» **YOUR INSTRUCTIONS**
Give the listing below as a JSON list of strings, one string per line, with blank lines skipped. Leave the picture out of your answer.
--- begin SUPPLIED DATA ---
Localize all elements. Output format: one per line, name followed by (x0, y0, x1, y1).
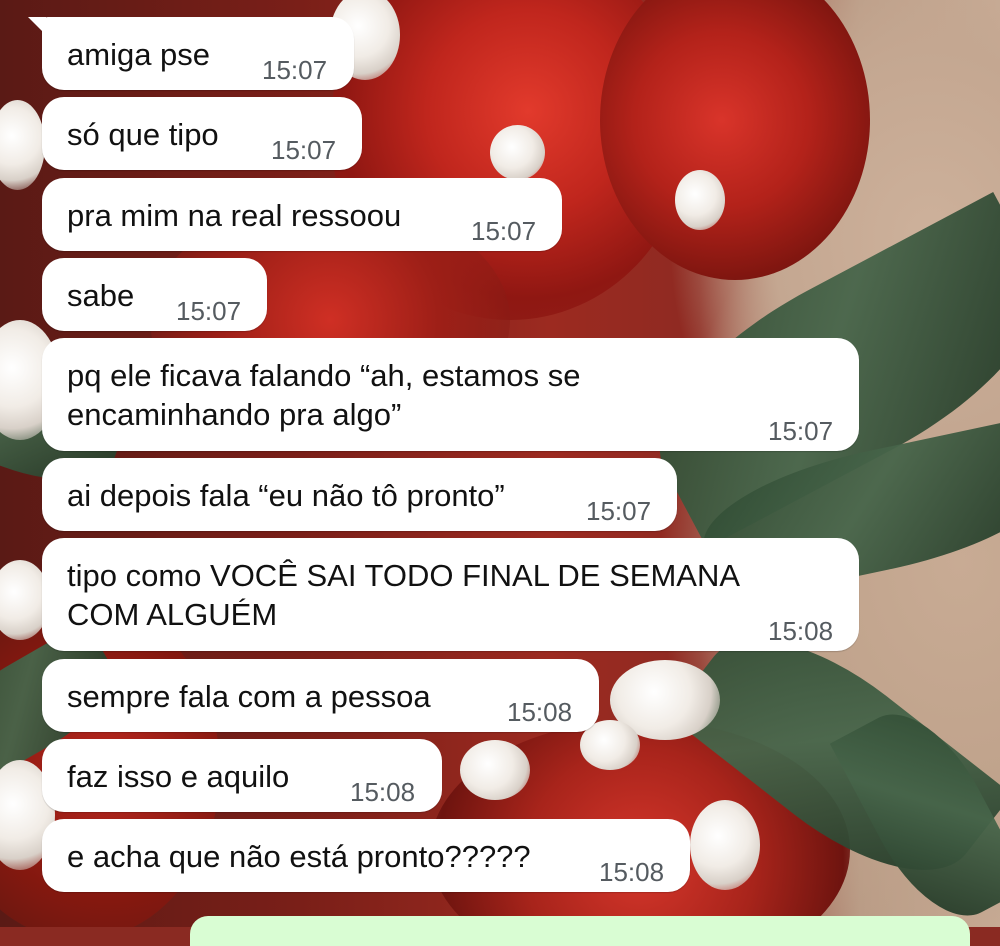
message-bubble[interactable]: pq ele ficava falando “ah, estamos se en… (42, 338, 859, 451)
message-time: 15:08 (507, 697, 573, 727)
message-time: 15:07 (262, 55, 328, 85)
message-time: 15:07 (768, 416, 834, 446)
bubble-tail (28, 17, 46, 35)
message-text: faz isso e aquilo (67, 759, 290, 794)
message-time: 15:07 (271, 135, 337, 165)
message-time: 15:07 (586, 496, 652, 526)
message-time: 15:08 (599, 857, 665, 887)
message-bubble[interactable]: faz isso e aquilo 15:08 (42, 739, 442, 812)
message-bubble[interactable]: amiga pse 15:07 (28, 17, 354, 90)
outgoing-message-bubble-partial[interactable] (190, 916, 970, 946)
message-time: 15:07 (176, 296, 242, 326)
message-bubble[interactable]: ai depois fala “eu não tô pronto” 15:07 (42, 458, 677, 531)
message-text: pra mim na real ressoou (67, 198, 402, 233)
message-text-line1: tipo como VOCÊ SAI TODO FINAL DE SEMANA (67, 558, 741, 593)
message-text-line2: encaminhando pra algo” (67, 397, 402, 432)
message-text: ai depois fala “eu não tô pronto” (67, 478, 505, 513)
message-bubble[interactable]: tipo como VOCÊ SAI TODO FINAL DE SEMANA … (42, 538, 859, 651)
message-list[interactable]: amiga pse 15:07 só que tipo 15:07 pra mi… (0, 0, 1000, 946)
message-bubble[interactable]: sempre fala com a pessoa 15:08 (42, 659, 599, 732)
message-bubble[interactable]: e acha que não está pronto????? 15:08 (42, 819, 690, 892)
message-text: sempre fala com a pessoa (67, 679, 431, 714)
message-bubble[interactable]: sabe 15:07 (42, 258, 267, 331)
message-bubble[interactable]: só que tipo 15:07 (42, 97, 362, 170)
message-bubble[interactable]: pra mim na real ressoou 15:07 (42, 178, 562, 251)
message-text: amiga pse (67, 37, 211, 72)
message-text: e acha que não está pronto????? (67, 839, 531, 874)
message-time: 15:08 (768, 616, 834, 646)
message-time: 15:08 (350, 777, 416, 807)
message-text: sabe (67, 278, 135, 313)
message-time: 15:07 (471, 216, 537, 246)
message-text-line2: COM ALGUÉM (67, 597, 278, 632)
message-text-line1: pq ele ficava falando “ah, estamos se (67, 358, 581, 393)
message-text: só que tipo (67, 117, 219, 152)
--- end SUPPLIED DATA ---
» **PROBLEM SOLUTION**
[
  "Localize all elements. Output format: one per line, name followed by (x0, y0, x1, y1).",
  "message-bubble[interactable]: pq ele ficava falando “ah, estamos se en… (42, 338, 859, 451)",
  "message-time: 15:08 (507, 697, 573, 727)",
  "message-time: 15:07 (262, 55, 328, 85)",
  "message-time: 15:07 (768, 416, 834, 446)",
  "bubble-tail (28, 17, 46, 35)",
  "message-text: faz isso e aquilo (67, 759, 290, 794)",
  "message-time: 15:07 (271, 135, 337, 165)",
  "message-time: 15:07 (586, 496, 652, 526)",
  "message-time: 15:08 (599, 857, 665, 887)",
  "message-bubble[interactable]: faz isso e aquilo 15:08 (42, 739, 442, 812)",
  "message-bubble[interactable]: amiga pse 15:07 (28, 17, 354, 90)",
  "outgoing-message-bubble-partial[interactable] (190, 916, 970, 946)",
  "message-time: 15:07 (176, 296, 242, 326)",
  "message-bubble[interactable]: ai depois fala “eu não tô pronto” 15:07 (42, 458, 677, 531)",
  "message-text: pra mim na real ressoou (67, 198, 402, 233)",
  "message-text-line1: tipo como VOCÊ SAI TODO FINAL DE SEMANA (67, 558, 741, 593)",
  "message-text-line2: encaminhando pra algo” (67, 397, 402, 432)",
  "message-text: ai depois fala “eu não tô pronto” (67, 478, 505, 513)",
  "message-bubble[interactable]: tipo como VOCÊ SAI TODO FINAL DE SEMANA … (42, 538, 859, 651)",
  "message-list[interactable]: amiga pse 15:07 só que tipo 15:07 pra mi… (0, 0, 1000, 946)",
  "message-bubble[interactable]: sempre fala com a pessoa 15:08 (42, 659, 599, 732)",
  "message-bubble[interactable]: e acha que não está pronto????? 15:08 (42, 819, 690, 892)",
  "message-text: sempre fala com a pessoa (67, 679, 431, 714)",
  "message-bubble[interactable]: sabe 15:07 (42, 258, 267, 331)",
  "message-bubble[interactable]: só que tipo 15:07 (42, 97, 362, 170)",
  "message-bubble[interactable]: pra mim na real ressoou 15:07 (42, 178, 562, 251)",
  "message-text: amiga pse (67, 37, 211, 72)",
  "message-text: e acha que não está pronto????? (67, 839, 531, 874)",
  "message-time: 15:08 (768, 616, 834, 646)",
  "message-time: 15:08 (350, 777, 416, 807)",
  "message-text: sabe (67, 278, 135, 313)",
  "message-time: 15:07 (471, 216, 537, 246)",
  "message-text-line2: COM ALGUÉM (67, 597, 278, 632)",
  "message-text-line1: pq ele ficava falando “ah, estamos se (67, 358, 581, 393)",
  "message-text: só que tipo (67, 117, 219, 152)"
]